## Given instruction
Can you reproduce the lines below word for word, beginning with the line containing "Patent image size: (867, 1312)." and continuing through the line containing "The screen 24 is at (366, 524)."?

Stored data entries
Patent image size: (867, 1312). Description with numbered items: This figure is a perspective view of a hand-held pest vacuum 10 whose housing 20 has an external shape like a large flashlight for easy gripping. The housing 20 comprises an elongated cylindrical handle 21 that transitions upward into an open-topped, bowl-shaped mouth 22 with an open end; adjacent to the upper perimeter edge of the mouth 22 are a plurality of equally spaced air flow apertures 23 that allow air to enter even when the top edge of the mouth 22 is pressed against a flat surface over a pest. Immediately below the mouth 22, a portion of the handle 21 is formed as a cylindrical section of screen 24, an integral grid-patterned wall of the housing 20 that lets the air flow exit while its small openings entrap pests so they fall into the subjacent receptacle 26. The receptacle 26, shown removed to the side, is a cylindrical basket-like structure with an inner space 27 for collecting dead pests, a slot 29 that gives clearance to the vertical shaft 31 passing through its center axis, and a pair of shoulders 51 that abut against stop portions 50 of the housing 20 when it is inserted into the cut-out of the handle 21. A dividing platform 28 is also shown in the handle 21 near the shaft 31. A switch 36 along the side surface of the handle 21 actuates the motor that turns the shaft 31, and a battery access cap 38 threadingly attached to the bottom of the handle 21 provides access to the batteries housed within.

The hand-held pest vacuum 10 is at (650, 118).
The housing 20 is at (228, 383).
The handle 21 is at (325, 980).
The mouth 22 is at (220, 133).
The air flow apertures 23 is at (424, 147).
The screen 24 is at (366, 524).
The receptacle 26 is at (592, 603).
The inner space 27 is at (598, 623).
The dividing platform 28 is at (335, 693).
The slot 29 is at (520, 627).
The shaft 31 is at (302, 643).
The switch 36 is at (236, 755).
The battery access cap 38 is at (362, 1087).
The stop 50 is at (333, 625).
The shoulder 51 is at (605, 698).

---

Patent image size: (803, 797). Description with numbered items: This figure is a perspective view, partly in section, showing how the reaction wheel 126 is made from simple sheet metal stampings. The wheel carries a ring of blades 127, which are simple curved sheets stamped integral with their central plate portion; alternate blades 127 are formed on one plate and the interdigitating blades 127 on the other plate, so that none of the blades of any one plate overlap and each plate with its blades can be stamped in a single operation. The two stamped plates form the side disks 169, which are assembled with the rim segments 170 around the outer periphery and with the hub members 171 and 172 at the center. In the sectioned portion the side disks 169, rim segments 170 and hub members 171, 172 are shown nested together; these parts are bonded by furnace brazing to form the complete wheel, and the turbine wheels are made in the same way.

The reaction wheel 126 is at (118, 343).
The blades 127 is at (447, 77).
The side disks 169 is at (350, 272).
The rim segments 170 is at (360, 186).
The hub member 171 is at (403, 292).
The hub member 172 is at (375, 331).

## Result below
Patent image size: (867, 1312). Description with numbered items: This figure is a perspective view of a hand-held pest vacuum 10 whose housing 20 has an external shape like a large flashlight for easy gripping. The housing 20 comprises an elongated cylindrical handle 21 that transitions upward into an open-topped, bowl-shaped mouth 22 with an open end; adjacent to the upper perimeter edge of the mouth 22 are a plurality of equally spaced air flow apertures 23 that allow air to enter even when the top edge of the mouth 22 is pressed against a flat surface over a pest. Immediately below the mouth 22, a portion of the handle 21 is formed as a cylindrical section of screen 24, an integral grid-patterned wall of the housing 20 that lets the air flow exit while its small openings entrap pests so they fall into the subjacent receptacle 26. The receptacle 26, shown removed to the side, is a cylindrical basket-like structure with an inner space 27 for collecting dead pests, a slot 29 that gives clearance to the vertical shaft 31 passing through its center axis, and a pair of shoulders 51 that abut against stop portions 50 of the housing 20 when it is inserted into the cut-out of the handle 21. A dividing platform 28 is also shown in the handle 21 near the shaft 31. A switch 36 along the side surface of the handle 21 actuates the motor that turns the shaft 31, and a battery access cap 38 threadingly attached to the bottom of the handle 21 provides access to the batteries housed within.

The hand-held pest vacuum 10 is at (650, 118).
The housing 20 is at (228, 383).
The handle 21 is at (325, 980).
The mouth 22 is at (220, 133).
The air flow apertures 23 is at (424, 147).
The screen 24 is at (366, 524).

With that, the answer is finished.